== 完成以下任务 ==
1 - 完整照录原文，不作任何改动。
2 - 将记录从第一行起、直到含有“hokkaido bbox=[689, 119, 841, 281]”的那一行为止（首尾两行都算在内）的各行改写为 Markdown 表格，两列分别为“序号”和“内容”，空行不计。

== 原文 ==
☆ ☆ ☆ ☆

接前文：

分享某Python下的mpi教程 —— A Python Introduction to Parallel Programming with MPI 1.0.2 documentation

之

https://materials.jeremybejarano.com/MPIwithPython/collectiveCom.html

Collective Communication

Reduce(…) and Allreduce(…)

例子：

Reduce

import numpy

from mpi4py import MPI

comm = MPI.COMM_WORLD

rank = comm.Get_rank()

size = comm.Get_size()

rankF = numpy.array(float(rank))

if rank == 0:

    total = numpy.zeros(1)

else:

    total = None

comm.Reduce(rankF, total, op=MPI.MAX)

#comm.Reduce(rankF, total, op=MPI.SUM)

if rank == 0:

    print("total: ", total)

Allreduce

import numpy

from mpi4py import MPI

comm = MPI.COMM_WORLD

rank = comm.Get_rank()

size = comm.Get_size()

rankF = numpy.array(float(rank))

total = numpy.zeros(1)

comm.Allreduce(rankF, total, op=MPI.MAX)

print("rank {}  :  total {} ".format(rank, total))

☆ ☆ ☆ ☆

== 给定数据 ==
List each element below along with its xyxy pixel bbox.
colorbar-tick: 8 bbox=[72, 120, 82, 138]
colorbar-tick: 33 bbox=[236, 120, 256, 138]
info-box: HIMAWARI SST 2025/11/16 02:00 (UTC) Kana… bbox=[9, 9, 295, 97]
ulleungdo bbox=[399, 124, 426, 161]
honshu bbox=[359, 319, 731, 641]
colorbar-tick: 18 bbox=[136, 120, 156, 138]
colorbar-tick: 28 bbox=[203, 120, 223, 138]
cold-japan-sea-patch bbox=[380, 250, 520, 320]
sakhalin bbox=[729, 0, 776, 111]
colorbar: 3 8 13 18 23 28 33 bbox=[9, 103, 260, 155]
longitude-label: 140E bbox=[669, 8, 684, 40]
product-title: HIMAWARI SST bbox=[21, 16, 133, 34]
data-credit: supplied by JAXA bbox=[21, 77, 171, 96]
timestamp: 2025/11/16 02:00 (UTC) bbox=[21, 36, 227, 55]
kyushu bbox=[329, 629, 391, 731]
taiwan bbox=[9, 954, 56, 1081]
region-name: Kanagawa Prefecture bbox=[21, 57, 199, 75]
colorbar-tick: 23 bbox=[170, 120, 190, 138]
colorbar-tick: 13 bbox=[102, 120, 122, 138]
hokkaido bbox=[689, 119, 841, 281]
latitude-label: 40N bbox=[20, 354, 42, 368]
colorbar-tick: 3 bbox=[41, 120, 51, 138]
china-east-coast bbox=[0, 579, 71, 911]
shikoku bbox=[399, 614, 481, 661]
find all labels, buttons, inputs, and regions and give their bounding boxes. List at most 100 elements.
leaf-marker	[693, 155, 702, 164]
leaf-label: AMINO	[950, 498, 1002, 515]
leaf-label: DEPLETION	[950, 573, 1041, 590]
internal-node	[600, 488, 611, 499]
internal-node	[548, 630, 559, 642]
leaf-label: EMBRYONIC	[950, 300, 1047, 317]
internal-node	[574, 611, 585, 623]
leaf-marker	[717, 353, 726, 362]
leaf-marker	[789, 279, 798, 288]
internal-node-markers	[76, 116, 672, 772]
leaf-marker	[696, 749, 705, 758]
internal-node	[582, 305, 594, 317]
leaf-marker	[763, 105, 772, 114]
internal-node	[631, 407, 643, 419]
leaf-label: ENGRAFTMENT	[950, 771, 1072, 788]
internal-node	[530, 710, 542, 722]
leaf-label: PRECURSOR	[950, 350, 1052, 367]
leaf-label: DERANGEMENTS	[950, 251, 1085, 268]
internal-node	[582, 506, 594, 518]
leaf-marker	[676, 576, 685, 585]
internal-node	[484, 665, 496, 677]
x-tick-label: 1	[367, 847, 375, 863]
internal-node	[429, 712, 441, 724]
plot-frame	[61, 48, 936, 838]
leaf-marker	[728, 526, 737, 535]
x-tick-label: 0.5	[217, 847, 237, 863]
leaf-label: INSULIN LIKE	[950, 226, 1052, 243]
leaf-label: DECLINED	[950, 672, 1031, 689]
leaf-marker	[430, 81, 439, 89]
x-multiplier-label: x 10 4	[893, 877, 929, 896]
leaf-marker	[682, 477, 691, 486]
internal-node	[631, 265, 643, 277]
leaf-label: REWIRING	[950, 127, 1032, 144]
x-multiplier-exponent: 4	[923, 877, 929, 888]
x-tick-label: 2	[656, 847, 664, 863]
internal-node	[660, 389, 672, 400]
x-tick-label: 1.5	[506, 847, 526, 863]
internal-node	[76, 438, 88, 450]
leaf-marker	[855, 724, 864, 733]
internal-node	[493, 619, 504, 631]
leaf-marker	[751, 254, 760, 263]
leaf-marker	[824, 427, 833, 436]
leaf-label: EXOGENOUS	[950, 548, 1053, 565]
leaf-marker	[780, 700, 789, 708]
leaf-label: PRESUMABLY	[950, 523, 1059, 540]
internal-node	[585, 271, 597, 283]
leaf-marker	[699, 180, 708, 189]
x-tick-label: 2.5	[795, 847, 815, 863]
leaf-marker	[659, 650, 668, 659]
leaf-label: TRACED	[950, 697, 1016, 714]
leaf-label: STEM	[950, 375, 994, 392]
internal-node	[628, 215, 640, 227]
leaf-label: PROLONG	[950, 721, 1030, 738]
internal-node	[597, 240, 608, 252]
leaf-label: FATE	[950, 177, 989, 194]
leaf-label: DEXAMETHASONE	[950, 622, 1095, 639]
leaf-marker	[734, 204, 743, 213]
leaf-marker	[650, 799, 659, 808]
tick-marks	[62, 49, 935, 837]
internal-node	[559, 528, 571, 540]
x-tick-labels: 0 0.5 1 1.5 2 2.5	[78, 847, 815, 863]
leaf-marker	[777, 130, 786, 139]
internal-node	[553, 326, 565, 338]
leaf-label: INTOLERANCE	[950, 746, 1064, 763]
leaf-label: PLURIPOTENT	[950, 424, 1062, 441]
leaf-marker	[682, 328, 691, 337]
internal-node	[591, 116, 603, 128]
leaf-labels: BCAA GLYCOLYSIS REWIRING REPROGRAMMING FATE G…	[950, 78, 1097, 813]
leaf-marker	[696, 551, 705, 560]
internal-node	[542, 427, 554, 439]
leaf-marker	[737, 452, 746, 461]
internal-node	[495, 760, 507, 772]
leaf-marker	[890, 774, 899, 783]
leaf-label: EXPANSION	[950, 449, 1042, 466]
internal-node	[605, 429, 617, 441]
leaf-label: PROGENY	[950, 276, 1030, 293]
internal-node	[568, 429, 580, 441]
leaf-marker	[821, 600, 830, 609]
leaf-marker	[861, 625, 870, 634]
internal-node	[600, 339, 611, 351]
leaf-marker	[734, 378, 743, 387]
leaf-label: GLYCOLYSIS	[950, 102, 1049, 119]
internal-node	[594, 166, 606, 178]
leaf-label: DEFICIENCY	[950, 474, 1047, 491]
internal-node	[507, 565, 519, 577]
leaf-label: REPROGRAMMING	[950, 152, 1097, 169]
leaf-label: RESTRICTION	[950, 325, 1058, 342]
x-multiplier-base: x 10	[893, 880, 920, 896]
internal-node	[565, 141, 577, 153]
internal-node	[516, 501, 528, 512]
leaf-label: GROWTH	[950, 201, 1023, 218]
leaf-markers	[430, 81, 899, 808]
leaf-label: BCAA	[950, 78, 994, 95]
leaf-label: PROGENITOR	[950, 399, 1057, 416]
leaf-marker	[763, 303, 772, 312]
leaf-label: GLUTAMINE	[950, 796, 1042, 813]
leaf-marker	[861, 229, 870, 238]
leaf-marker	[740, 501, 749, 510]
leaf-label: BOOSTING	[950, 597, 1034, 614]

☆ ☆ ☆ ☆

== 答案列表 ==
1 -
接前文：

分享某Python下的mpi教程 —— A Python Introduction to Parallel Programming with MPI 1.0.2 documentation

之

https://materials.jeremybejarano.com/MPIwithPython/collectiveCom.html

Collective Communication

Reduce(…) and Allreduce(…)

例子：

Reduce

import numpy

from mpi4py import MPI

comm = MPI.COMM_WORLD

rank = comm.Get_rank()

size = comm.Get_size()

rankF = numpy.array(float(rank))

if rank == 0:

    total = numpy.zeros(1)

else:

    total = None

comm.Reduce(rankF, total, op=MPI.MAX)

#comm.Reduce(rankF, total, op=MPI.SUM)

if rank == 0:

    print("total: ", total)

Allreduce

import numpy

from mpi4py import MPI

comm = MPI.COMM_WORLD

rank = comm.Get_rank()

size = comm.Get_size()

rankF = numpy.array(float(rank))

total = numpy.zeros(1)

comm.Allreduce(rankF, total, op=MPI.MAX)

print("rank {}  :  total {} ".format(rank, total))

2 -
| 序号 | 内容 |
|---|---|
| 1 | List each element below along with its xyxy pixel bbox. |
| 2 | colorbar-tick: 8 bbox=[72, 120, 82, 138] |
| 3 | colorbar-tick: 33 bbox=[236, 120, 256, 138] |
| 4 | info-box: HIMAWARI SST 2025/11/16 02:00 (UTC) Kana… bbox=[9, 9, 295, 97] |
| 5 | ulleungdo bbox=[399, 124, 426, 161] |
| 6 | honshu bbox=[359, 319, 731, 641] |
| 7 | colorbar-tick: 18 bbox=[136, 120, 156, 138] |
| 8 | colorbar-tick: 28 bbox=[203, 120, 223, 138] |
| 9 | cold-japan-sea-patch bbox=[380, 250, 520, 320] |
| 10 | sakhalin bbox=[729, 0, 776, 111] |
| 11 | colorbar: 3 8 13 18 23 28 33 bbox=[9, 103, 260, 155] |
| 12 | longitude-label: 140E bbox=[669, 8, 684, 40] |
| 13 | product-title: HIMAWARI SST bbox=[21, 16, 133, 34] |
| 14 | data-credit: supplied by JAXA bbox=[21, 77, 171, 96] |
| 15 | timestamp: 2025/11/16 02:00 (UTC) bbox=[21, 36, 227, 55] |
| 16 | kyushu bbox=[329, 629, 391, 731] |
| 17 | taiwan bbox=[9, 954, 56, 1081] |
| 18 | region-name: Kanagawa Prefecture bbox=[21, 57, 199, 75] |
| 19 | colorbar-tick: 23 bbox=[170, 120, 190, 138] |
| 20 | colorbar-tick: 13 bbox=[102, 120, 122, 138] |
| 21 | hokkaido bbox=[689, 119, 841, 281] |